Dataset items:
--------------------

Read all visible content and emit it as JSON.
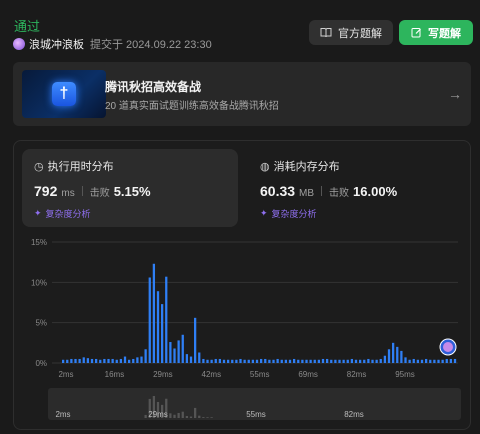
{
  "header": {
    "status": "通过",
    "username": "浪城冲浪板",
    "submit_time": "提交于 2024.09.22 23:30",
    "official_solution_label": "官方题解",
    "write_solution_label": "写题解"
  },
  "promo": {
    "title": "腾讯秋招高效备战",
    "subtitle": "20 道真实面试题训练高效备战腾讯秋招",
    "logo_glyph": "†",
    "arrow_icon": "arrow-right-icon"
  },
  "runtime": {
    "title": "执行用时分布",
    "value": "792",
    "unit": "ms",
    "beat_label": "击败",
    "beat": "5.15%",
    "analysis": "复杂度分析"
  },
  "memory": {
    "title": "消耗内存分布",
    "value": "60.33",
    "unit": "MB",
    "beat_label": "击败",
    "beat": "16.00%",
    "analysis": "复杂度分析"
  },
  "colors": {
    "accent_green": "#2db55d",
    "bar_blue": "#2f7ff5",
    "analysis_purple": "#8f6ff0"
  },
  "chart_data": {
    "type": "bar",
    "title": "",
    "xlabel": "",
    "ylabel": "",
    "ylim": [
      0,
      15
    ],
    "y_ticks": [
      "15%",
      "10%",
      "5%",
      "0%"
    ],
    "y_tick_values": [
      15,
      10,
      5,
      0
    ],
    "x_ticks": [
      "2ms",
      "16ms",
      "29ms",
      "42ms",
      "55ms",
      "69ms",
      "82ms",
      "95ms"
    ],
    "grid": true,
    "values": [
      0.4,
      0.4,
      0.5,
      0.5,
      0.5,
      0.7,
      0.6,
      0.5,
      0.5,
      0.4,
      0.5,
      0.5,
      0.5,
      0.4,
      0.5,
      0.8,
      0.4,
      0.5,
      0.7,
      0.8,
      1.7,
      10.6,
      12.3,
      8.9,
      7.3,
      10.7,
      2.6,
      1.8,
      2.8,
      3.5,
      1.1,
      0.8,
      5.6,
      1.3,
      0.5,
      0.4,
      0.4,
      0.5,
      0.5,
      0.4,
      0.4,
      0.4,
      0.4,
      0.5,
      0.4,
      0.4,
      0.4,
      0.4,
      0.5,
      0.5,
      0.4,
      0.4,
      0.5,
      0.4,
      0.4,
      0.4,
      0.5,
      0.4,
      0.4,
      0.4,
      0.4,
      0.4,
      0.4,
      0.5,
      0.5,
      0.4,
      0.4,
      0.4,
      0.4,
      0.4,
      0.5,
      0.4,
      0.4,
      0.4,
      0.5,
      0.4,
      0.4,
      0.5,
      0.9,
      1.7,
      2.5,
      2.0,
      1.5,
      0.7,
      0.4,
      0.5,
      0.4,
      0.4,
      0.5,
      0.4,
      0.4,
      0.4,
      0.4,
      0.5,
      0.5,
      0.5
    ],
    "highlight_marker": "user-avatar-marker"
  },
  "navigator": {
    "x_ticks": [
      "2ms",
      "29ms",
      "55ms",
      "82ms"
    ]
  }
}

--------------------

(The problem):
Write the records above out again exactly, with no pictures in your copy.

(Answer to this exercise):
Read all visible content and emit it as JSON.
{
  "header": {
    "status": "通过",
    "username": "浪城冲浪板",
    "submit_time": "提交于 2024.09.22 23:30",
    "official_solution_label": "官方题解",
    "write_solution_label": "写题解"
  },
  "promo": {
    "title": "腾讯秋招高效备战",
    "subtitle": "20 道真实面试题训练高效备战腾讯秋招",
    "logo_glyph": "†",
    "arrow_icon": "arrow-right-icon"
  },
  "runtime": {
    "title": "执行用时分布",
    "value": "792",
    "unit": "ms",
    "beat_label": "击败",
    "beat": "5.15%",
    "analysis": "复杂度分析"
  },
  "memory": {
    "title": "消耗内存分布",
    "value": "60.33",
    "unit": "MB",
    "beat_label": "击败",
    "beat": "16.00%",
    "analysis": "复杂度分析"
  },
  "colors": {
    "accent_green": "#2db55d",
    "bar_blue": "#2f7ff5",
    "analysis_purple": "#8f6ff0"
  },
  "chart_data": {
    "type": "bar",
    "title": "",
    "xlabel": "",
    "ylabel": "",
    "ylim": [
      0,
      15
    ],
    "y_ticks": [
      "15%",
      "10%",
      "5%",
      "0%"
    ],
    "y_tick_values": [
      15,
      10,
      5,
      0
    ],
    "x_ticks": [
      "2ms",
      "16ms",
      "29ms",
      "42ms",
      "55ms",
      "69ms",
      "82ms",
      "95ms"
    ],
    "grid": true,
    "values": [
      0.4,
      0.4,
      0.5,
      0.5,
      0.5,
      0.7,
      0.6,
      0.5,
      0.5,
      0.4,
      0.5,
      0.5,
      0.5,
      0.4,
      0.5,
      0.8,
      0.4,
      0.5,
      0.7,
      0.8,
      1.7,
      10.6,
      12.3,
      8.9,
      7.3,
      10.7,
      2.6,
      1.8,
      2.8,
      3.5,
      1.1,
      0.8,
      5.6,
      1.3,
      0.5,
      0.4,
      0.4,
      0.5,
      0.5,
      0.4,
      0.4,
      0.4,
      0.4,
      0.5,
      0.4,
      0.4,
      0.4,
      0.4,
      0.5,
      0.5,
      0.4,
      0.4,
      0.5,
      0.4,
      0.4,
      0.4,
      0.5,
      0.4,
      0.4,
      0.4,
      0.4,
      0.4,
      0.4,
      0.5,
      0.5,
      0.4,
      0.4,
      0.4,
      0.4,
      0.4,
      0.5,
      0.4,
      0.4,
      0.4,
      0.5,
      0.4,
      0.4,
      0.5,
      0.9,
      1.7,
      2.5,
      2.0,
      1.5,
      0.7,
      0.4,
      0.5,
      0.4,
      0.4,
      0.5,
      0.4,
      0.4,
      0.4,
      0.4,
      0.5,
      0.5,
      0.5
    ],
    "highlight_marker": "user-avatar-marker"
  },
  "navigator": {
    "x_ticks": [
      "2ms",
      "29ms",
      "55ms",
      "82ms"
    ]
  }
}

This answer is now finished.